ENTRIES SHOWN:
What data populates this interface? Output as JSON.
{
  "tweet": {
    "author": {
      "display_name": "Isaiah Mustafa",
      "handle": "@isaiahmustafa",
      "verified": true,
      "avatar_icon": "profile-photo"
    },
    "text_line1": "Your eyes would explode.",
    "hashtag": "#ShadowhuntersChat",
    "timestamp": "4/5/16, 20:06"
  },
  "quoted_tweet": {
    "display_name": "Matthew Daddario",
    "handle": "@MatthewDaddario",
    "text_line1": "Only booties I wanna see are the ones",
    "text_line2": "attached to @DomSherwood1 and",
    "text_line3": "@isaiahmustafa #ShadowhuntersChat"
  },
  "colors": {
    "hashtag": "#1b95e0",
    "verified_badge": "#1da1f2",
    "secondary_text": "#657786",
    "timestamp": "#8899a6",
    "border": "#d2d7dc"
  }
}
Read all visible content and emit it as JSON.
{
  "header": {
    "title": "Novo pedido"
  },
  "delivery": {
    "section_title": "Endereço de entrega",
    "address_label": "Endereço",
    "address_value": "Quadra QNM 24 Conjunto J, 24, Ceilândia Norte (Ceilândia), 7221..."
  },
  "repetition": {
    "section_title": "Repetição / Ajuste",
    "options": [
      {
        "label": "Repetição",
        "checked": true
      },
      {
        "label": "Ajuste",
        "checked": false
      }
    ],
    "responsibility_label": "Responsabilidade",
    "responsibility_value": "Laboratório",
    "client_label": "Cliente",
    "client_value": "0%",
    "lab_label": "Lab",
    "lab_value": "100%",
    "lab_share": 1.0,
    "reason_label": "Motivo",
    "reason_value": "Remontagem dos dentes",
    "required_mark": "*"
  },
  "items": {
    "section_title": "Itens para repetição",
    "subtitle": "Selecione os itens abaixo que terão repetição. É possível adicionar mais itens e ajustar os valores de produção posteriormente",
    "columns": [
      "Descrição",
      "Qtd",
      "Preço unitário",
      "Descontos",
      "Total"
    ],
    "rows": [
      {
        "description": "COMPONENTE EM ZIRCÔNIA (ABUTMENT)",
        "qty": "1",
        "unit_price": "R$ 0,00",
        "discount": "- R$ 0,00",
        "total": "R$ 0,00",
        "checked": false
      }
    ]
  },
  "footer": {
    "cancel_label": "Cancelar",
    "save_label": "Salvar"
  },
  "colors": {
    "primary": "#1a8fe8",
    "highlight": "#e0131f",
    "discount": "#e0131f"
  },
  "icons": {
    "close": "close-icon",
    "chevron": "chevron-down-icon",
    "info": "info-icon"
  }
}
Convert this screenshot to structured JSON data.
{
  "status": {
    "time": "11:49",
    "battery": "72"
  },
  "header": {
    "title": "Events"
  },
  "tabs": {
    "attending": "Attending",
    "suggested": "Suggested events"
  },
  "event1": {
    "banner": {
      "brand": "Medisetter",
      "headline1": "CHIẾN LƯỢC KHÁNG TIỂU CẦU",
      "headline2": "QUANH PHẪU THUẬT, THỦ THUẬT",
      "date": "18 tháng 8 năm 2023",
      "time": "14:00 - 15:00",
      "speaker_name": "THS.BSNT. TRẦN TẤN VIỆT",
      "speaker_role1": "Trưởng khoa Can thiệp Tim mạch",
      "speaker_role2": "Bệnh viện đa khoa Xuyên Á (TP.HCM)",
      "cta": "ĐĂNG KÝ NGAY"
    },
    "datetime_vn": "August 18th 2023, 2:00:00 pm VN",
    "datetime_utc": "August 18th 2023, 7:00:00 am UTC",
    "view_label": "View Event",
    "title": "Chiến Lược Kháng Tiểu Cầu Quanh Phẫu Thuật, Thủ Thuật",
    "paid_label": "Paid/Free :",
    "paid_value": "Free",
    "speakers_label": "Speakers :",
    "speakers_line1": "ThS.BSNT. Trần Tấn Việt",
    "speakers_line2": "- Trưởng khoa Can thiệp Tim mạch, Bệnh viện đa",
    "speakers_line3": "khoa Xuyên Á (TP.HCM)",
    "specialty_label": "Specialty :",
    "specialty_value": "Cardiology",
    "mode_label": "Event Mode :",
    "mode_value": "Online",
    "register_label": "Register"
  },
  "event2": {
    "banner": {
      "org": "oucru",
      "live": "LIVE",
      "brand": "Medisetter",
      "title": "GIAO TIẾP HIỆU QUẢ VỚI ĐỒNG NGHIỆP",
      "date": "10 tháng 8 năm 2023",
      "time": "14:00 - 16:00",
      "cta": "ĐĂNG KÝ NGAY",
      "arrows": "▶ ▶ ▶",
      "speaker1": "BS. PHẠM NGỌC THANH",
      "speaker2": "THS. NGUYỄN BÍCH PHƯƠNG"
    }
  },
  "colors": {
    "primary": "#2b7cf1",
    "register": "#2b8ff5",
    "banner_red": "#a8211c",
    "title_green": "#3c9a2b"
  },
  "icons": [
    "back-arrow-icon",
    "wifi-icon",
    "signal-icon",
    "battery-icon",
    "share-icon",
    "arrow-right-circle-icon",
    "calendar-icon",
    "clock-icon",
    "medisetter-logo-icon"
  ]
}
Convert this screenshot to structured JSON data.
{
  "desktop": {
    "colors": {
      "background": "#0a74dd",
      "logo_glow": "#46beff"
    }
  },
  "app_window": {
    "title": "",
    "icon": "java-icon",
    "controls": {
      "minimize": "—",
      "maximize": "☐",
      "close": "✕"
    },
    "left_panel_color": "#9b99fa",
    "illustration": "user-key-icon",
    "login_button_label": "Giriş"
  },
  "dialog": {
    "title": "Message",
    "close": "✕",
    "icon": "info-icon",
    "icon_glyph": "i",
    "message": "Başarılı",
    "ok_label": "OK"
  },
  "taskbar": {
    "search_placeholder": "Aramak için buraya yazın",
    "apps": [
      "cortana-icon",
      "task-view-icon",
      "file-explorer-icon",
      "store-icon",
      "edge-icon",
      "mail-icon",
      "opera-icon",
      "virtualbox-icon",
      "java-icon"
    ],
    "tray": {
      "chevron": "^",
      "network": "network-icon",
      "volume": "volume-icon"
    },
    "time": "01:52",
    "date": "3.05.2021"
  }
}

GIVEN INSTRUCTION:
Repeat each of the entries above precisely as given.

EXERCISE SOLUTION:
What data populates this interface? Output as JSON.
{
  "tweet": {
    "author": {
      "display_name": "Isaiah Mustafa",
      "handle": "@isaiahmustafa",
      "verified": true,
      "avatar_icon": "profile-photo"
    },
    "text_line1": "Your eyes would explode.",
    "hashtag": "#ShadowhuntersChat",
    "timestamp": "4/5/16, 20:06"
  },
  "quoted_tweet": {
    "display_name": "Matthew Daddario",
    "handle": "@MatthewDaddario",
    "text_line1": "Only booties I wanna see are the ones",
    "text_line2": "attached to @DomSherwood1 and",
    "text_line3": "@isaiahmustafa #ShadowhuntersChat"
  },
  "colors": {
    "hashtag": "#1b95e0",
    "verified_badge": "#1da1f2",
    "secondary_text": "#657786",
    "timestamp": "#8899a6",
    "border": "#d2d7dc"
  }
}
Read all visible content and emit it as JSON.
{
  "header": {
    "title": "Novo pedido"
  },
  "delivery": {
    "section_title": "Endereço de entrega",
    "address_label": "Endereço",
    "address_value": "Quadra QNM 24 Conjunto J, 24, Ceilândia Norte (Ceilândia), 7221..."
  },
  "repetition": {
    "section_title": "Repetição / Ajuste",
    "options": [
      {
        "label": "Repetição",
        "checked": true
      },
      {
        "label": "Ajuste",
        "checked": false
      }
    ],
    "responsibility_label": "Responsabilidade",
    "responsibility_value": "Laboratório",
    "client_label": "Cliente",
    "client_value": "0%",
    "lab_label": "Lab",
    "lab_value": "100%",
    "lab_share": 1.0,
    "reason_label": "Motivo",
    "reason_value": "Remontagem dos dentes",
    "required_mark": "*"
  },
  "items": {
    "section_title": "Itens para repetição",
    "subtitle": "Selecione os itens abaixo que terão repetição. É possível adicionar mais itens e ajustar os valores de produção posteriormente",
    "columns": [
      "Descrição",
      "Qtd",
      "Preço unitário",
      "Descontos",
      "Total"
    ],
    "rows": [
      {
        "description": "COMPONENTE EM ZIRCÔNIA (ABUTMENT)",
        "qty": "1",
        "unit_price": "R$ 0,00",
        "discount": "- R$ 0,00",
        "total": "R$ 0,00",
        "checked": false
      }
    ]
  },
  "footer": {
    "cancel_label": "Cancelar",
    "save_label": "Salvar"
  },
  "colors": {
    "primary": "#1a8fe8",
    "highlight": "#e0131f",
    "discount": "#e0131f"
  },
  "icons": {
    "close": "close-icon",
    "chevron": "chevron-down-icon",
    "info": "info-icon"
  }
}
Convert this screenshot to structured JSON data.
{
  "status": {
    "time": "11:49",
    "battery": "72"
  },
  "header": {
    "title": "Events"
  },
  "tabs": {
    "attending": "Attending",
    "suggested": "Suggested events"
  },
  "event1": {
    "banner": {
      "brand": "Medisetter",
      "headline1": "CHIẾN LƯỢC KHÁNG TIỂU CẦU",
      "headline2": "QUANH PHẪU THUẬT, THỦ THUẬT",
      "date": "18 tháng 8 năm 2023",
      "time": "14:00 - 15:00",
      "speaker_name": "THS.BSNT. TRẦN TẤN VIỆT",
      "speaker_role1": "Trưởng khoa Can thiệp Tim mạch",
      "speaker_role2": "Bệnh viện đa khoa Xuyên Á (TP.HCM)",
      "cta": "ĐĂNG KÝ NGAY"
    },
    "datetime_vn": "August 18th 2023, 2:00:00 pm VN",
    "datetime_utc": "August 18th 2023, 7:00:00 am UTC",
    "view_label": "View Event",
    "title": "Chiến Lược Kháng Tiểu Cầu Quanh Phẫu Thuật, Thủ Thuật",
    "paid_label": "Paid/Free :",
    "paid_value": "Free",
    "speakers_label": "Speakers :",
    "speakers_line1": "ThS.BSNT. Trần Tấn Việt",
    "speakers_line2": "- Trưởng khoa Can thiệp Tim mạch, Bệnh viện đa",
    "speakers_line3": "khoa Xuyên Á (TP.HCM)",
    "specialty_label": "Specialty :",
    "specialty_value": "Cardiology",
    "mode_label": "Event Mode :",
    "mode_value": "Online",
    "register_label": "Register"
  },
  "event2": {
    "banner": {
      "org": "oucru",
      "live": "LIVE",
      "brand": "Medisetter",
      "title": "GIAO TIẾP HIỆU QUẢ VỚI ĐỒNG NGHIỆP",
      "date": "10 tháng 8 năm 2023",
      "time": "14:00 - 16:00",
      "cta": "ĐĂNG KÝ NGAY",
      "arrows": "▶ ▶ ▶",
      "speaker1": "BS. PHẠM NGỌC THANH",
      "speaker2": "THS. NGUYỄN BÍCH PHƯƠNG"
    }
  },
  "colors": {
    "primary": "#2b7cf1",
    "register": "#2b8ff5",
    "banner_red": "#a8211c",
    "title_green": "#3c9a2b"
  },
  "icons": [
    "back-arrow-icon",
    "wifi-icon",
    "signal-icon",
    "battery-icon",
    "share-icon",
    "arrow-right-circle-icon",
    "calendar-icon",
    "clock-icon",
    "medisetter-logo-icon"
  ]
}
Convert this screenshot to structured JSON data.
{
  "desktop": {
    "colors": {
      "background": "#0a74dd",
      "logo_glow": "#46beff"
    }
  },
  "app_window": {
    "title": "",
    "icon": "java-icon",
    "controls": {
      "minimize": "—",
      "maximize": "☐",
      "close": "✕"
    },
    "left_panel_color": "#9b99fa",
    "illustration": "user-key-icon",
    "login_button_label": "Giriş"
  },
  "dialog": {
    "title": "Message",
    "close": "✕",
    "icon": "info-icon",
    "icon_glyph": "i",
    "message": "Başarılı",
    "ok_label": "OK"
  },
  "taskbar": {
    "search_placeholder": "Aramak için buraya yazın",
    "apps": [
      "cortana-icon",
      "task-view-icon",
      "file-explorer-icon",
      "store-icon",
      "edge-icon",
      "mail-icon",
      "opera-icon",
      "virtualbox-icon",
      "java-icon"
    ],
    "tray": {
      "chevron": "^",
      "network": "network-icon",
      "volume": "volume-icon"
    },
    "time": "01:52",
    "date": "3.05.2021"
  }
}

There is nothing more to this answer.